● **Data to use**
###

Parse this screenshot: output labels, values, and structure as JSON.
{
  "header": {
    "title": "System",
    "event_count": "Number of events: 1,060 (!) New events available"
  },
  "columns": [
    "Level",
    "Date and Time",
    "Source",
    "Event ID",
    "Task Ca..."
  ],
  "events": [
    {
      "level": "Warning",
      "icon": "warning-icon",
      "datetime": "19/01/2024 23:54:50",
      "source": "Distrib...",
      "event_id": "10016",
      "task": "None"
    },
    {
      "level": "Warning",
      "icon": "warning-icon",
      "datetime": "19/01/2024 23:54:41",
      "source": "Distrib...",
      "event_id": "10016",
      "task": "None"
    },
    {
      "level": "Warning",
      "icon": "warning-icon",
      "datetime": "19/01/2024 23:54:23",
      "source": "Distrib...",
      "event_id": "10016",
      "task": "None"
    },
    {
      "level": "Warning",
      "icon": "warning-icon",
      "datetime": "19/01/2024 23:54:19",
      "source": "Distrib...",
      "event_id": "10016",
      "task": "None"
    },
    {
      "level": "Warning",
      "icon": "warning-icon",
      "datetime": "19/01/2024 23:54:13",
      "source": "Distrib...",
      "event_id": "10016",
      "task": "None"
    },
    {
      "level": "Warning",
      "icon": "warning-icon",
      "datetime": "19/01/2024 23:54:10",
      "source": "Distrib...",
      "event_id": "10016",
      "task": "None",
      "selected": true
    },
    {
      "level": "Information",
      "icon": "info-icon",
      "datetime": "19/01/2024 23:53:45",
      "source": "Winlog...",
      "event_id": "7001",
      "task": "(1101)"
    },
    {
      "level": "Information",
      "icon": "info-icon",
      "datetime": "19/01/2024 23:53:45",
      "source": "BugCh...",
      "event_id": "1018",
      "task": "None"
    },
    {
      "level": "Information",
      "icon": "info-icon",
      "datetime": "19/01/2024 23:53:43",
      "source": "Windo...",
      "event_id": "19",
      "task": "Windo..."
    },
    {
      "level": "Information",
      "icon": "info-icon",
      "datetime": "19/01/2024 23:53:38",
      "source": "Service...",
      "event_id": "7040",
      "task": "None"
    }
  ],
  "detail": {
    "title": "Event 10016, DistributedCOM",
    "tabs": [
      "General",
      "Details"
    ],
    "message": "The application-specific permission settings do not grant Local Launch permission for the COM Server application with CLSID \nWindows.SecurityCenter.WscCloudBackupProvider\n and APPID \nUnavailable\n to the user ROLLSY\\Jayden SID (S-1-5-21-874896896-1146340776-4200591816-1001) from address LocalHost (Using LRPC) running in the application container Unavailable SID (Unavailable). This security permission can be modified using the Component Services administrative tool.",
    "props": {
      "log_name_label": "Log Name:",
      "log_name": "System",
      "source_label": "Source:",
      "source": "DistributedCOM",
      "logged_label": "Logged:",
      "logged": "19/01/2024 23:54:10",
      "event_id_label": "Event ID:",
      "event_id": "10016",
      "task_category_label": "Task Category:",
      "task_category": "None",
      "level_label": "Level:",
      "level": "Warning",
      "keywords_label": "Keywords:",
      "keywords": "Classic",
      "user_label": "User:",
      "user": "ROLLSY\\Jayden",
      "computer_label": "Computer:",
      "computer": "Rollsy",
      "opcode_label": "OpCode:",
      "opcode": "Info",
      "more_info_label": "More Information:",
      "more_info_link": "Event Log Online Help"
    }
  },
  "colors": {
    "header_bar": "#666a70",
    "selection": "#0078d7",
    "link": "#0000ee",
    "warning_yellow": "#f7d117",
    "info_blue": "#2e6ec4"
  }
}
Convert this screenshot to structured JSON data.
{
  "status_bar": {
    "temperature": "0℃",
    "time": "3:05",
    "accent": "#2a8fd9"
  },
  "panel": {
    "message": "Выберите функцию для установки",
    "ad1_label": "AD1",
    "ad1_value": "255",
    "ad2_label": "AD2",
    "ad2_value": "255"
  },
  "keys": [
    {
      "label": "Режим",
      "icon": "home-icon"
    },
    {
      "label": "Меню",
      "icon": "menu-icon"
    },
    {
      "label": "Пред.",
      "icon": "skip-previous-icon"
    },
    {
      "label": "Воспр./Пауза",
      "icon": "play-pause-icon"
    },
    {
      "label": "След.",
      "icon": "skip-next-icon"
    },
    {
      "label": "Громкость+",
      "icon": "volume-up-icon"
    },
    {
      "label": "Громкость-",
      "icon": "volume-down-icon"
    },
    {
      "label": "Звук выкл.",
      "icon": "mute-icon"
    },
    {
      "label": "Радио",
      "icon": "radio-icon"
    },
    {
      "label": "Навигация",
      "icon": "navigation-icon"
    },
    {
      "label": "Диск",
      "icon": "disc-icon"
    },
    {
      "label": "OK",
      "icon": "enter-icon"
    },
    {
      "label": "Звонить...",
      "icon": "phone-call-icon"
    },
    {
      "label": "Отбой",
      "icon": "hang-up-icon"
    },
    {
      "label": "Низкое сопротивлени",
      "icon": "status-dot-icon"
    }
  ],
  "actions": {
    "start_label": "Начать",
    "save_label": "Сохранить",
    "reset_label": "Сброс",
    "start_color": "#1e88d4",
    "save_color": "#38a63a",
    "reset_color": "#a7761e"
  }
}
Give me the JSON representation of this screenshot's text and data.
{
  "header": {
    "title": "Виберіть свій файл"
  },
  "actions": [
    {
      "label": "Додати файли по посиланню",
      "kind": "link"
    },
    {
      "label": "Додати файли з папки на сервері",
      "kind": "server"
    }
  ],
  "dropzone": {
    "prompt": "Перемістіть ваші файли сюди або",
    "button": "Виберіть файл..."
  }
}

###

● **What you are asked to do**
Print the whole listing again, exactly.

● **Solved exercise**
Parse this screenshot: output labels, values, and structure as JSON.
{
  "header": {
    "title": "System",
    "event_count": "Number of events: 1,060 (!) New events available"
  },
  "columns": [
    "Level",
    "Date and Time",
    "Source",
    "Event ID",
    "Task Ca..."
  ],
  "events": [
    {
      "level": "Warning",
      "icon": "warning-icon",
      "datetime": "19/01/2024 23:54:50",
      "source": "Distrib...",
      "event_id": "10016",
      "task": "None"
    },
    {
      "level": "Warning",
      "icon": "warning-icon",
      "datetime": "19/01/2024 23:54:41",
      "source": "Distrib...",
      "event_id": "10016",
      "task": "None"
    },
    {
      "level": "Warning",
      "icon": "warning-icon",
      "datetime": "19/01/2024 23:54:23",
      "source": "Distrib...",
      "event_id": "10016",
      "task": "None"
    },
    {
      "level": "Warning",
      "icon": "warning-icon",
      "datetime": "19/01/2024 23:54:19",
      "source": "Distrib...",
      "event_id": "10016",
      "task": "None"
    },
    {
      "level": "Warning",
      "icon": "warning-icon",
      "datetime": "19/01/2024 23:54:13",
      "source": "Distrib...",
      "event_id": "10016",
      "task": "None"
    },
    {
      "level": "Warning",
      "icon": "warning-icon",
      "datetime": "19/01/2024 23:54:10",
      "source": "Distrib...",
      "event_id": "10016",
      "task": "None",
      "selected": true
    },
    {
      "level": "Information",
      "icon": "info-icon",
      "datetime": "19/01/2024 23:53:45",
      "source": "Winlog...",
      "event_id": "7001",
      "task": "(1101)"
    },
    {
      "level": "Information",
      "icon": "info-icon",
      "datetime": "19/01/2024 23:53:45",
      "source": "BugCh...",
      "event_id": "1018",
      "task": "None"
    },
    {
      "level": "Information",
      "icon": "info-icon",
      "datetime": "19/01/2024 23:53:43",
      "source": "Windo...",
      "event_id": "19",
      "task": "Windo..."
    },
    {
      "level": "Information",
      "icon": "info-icon",
      "datetime": "19/01/2024 23:53:38",
      "source": "Service...",
      "event_id": "7040",
      "task": "None"
    }
  ],
  "detail": {
    "title": "Event 10016, DistributedCOM",
    "tabs": [
      "General",
      "Details"
    ],
    "message": "The application-specific permission settings do not grant Local Launch permission for the COM Server application with CLSID \nWindows.SecurityCenter.WscCloudBackupProvider\n and APPID \nUnavailable\n to the user ROLLSY\\Jayden SID (S-1-5-21-874896896-1146340776-4200591816-1001) from address LocalHost (Using LRPC) running in the application container Unavailable SID (Unavailable). This security permission can be modified using the Component Services administrative tool.",
    "props": {
      "log_name_label": "Log Name:",
      "log_name": "System",
      "source_label": "Source:",
      "source": "DistributedCOM",
      "logged_label": "Logged:",
      "logged": "19/01/2024 23:54:10",
      "event_id_label": "Event ID:",
      "event_id": "10016",
      "task_category_label": "Task Category:",
      "task_category": "None",
      "level_label": "Level:",
      "level": "Warning",
      "keywords_label": "Keywords:",
      "keywords": "Classic",
      "user_label": "User:",
      "user": "ROLLSY\\Jayden",
      "computer_label": "Computer:",
      "computer": "Rollsy",
      "opcode_label": "OpCode:",
      "opcode": "Info",
      "more_info_label": "More Information:",
      "more_info_link": "Event Log Online Help"
    }
  },
  "colors": {
    "header_bar": "#666a70",
    "selection": "#0078d7",
    "link": "#0000ee",
    "warning_yellow": "#f7d117",
    "info_blue": "#2e6ec4"
  }
}
Convert this screenshot to structured JSON data.
{
  "status_bar": {
    "temperature": "0℃",
    "time": "3:05",
    "accent": "#2a8fd9"
  },
  "panel": {
    "message": "Выберите функцию для установки",
    "ad1_label": "AD1",
    "ad1_value": "255",
    "ad2_label": "AD2",
    "ad2_value": "255"
  },
  "keys": [
    {
      "label": "Режим",
      "icon": "home-icon"
    },
    {
      "label": "Меню",
      "icon": "menu-icon"
    },
    {
      "label": "Пред.",
      "icon": "skip-previous-icon"
    },
    {
      "label": "Воспр./Пауза",
      "icon": "play-pause-icon"
    },
    {
      "label": "След.",
      "icon": "skip-next-icon"
    },
    {
      "label": "Громкость+",
      "icon": "volume-up-icon"
    },
    {
      "label": "Громкость-",
      "icon": "volume-down-icon"
    },
    {
      "label": "Звук выкл.",
      "icon": "mute-icon"
    },
    {
      "label": "Радио",
      "icon": "radio-icon"
    },
    {
      "label": "Навигация",
      "icon": "navigation-icon"
    },
    {
      "label": "Диск",
      "icon": "disc-icon"
    },
    {
      "label": "OK",
      "icon": "enter-icon"
    },
    {
      "label": "Звонить...",
      "icon": "phone-call-icon"
    },
    {
      "label": "Отбой",
      "icon": "hang-up-icon"
    },
    {
      "label": "Низкое сопротивлени",
      "icon": "status-dot-icon"
    }
  ],
  "actions": {
    "start_label": "Начать",
    "save_label": "Сохранить",
    "reset_label": "Сброс",
    "start_color": "#1e88d4",
    "save_color": "#38a63a",
    "reset_color": "#a7761e"
  }
}
Give me the JSON representation of this screenshot's text and data.
{
  "header": {
    "title": "Виберіть свій файл"
  },
  "actions": [
    {
      "label": "Додати файли по посиланню",
      "kind": "link"
    },
    {
      "label": "Додати файли з папки на сервері",
      "kind": "server"
    }
  ],
  "dropzone": {
    "prompt": "Перемістіть ваші файли сюди або",
    "button": "Виберіть файл..."
  }
}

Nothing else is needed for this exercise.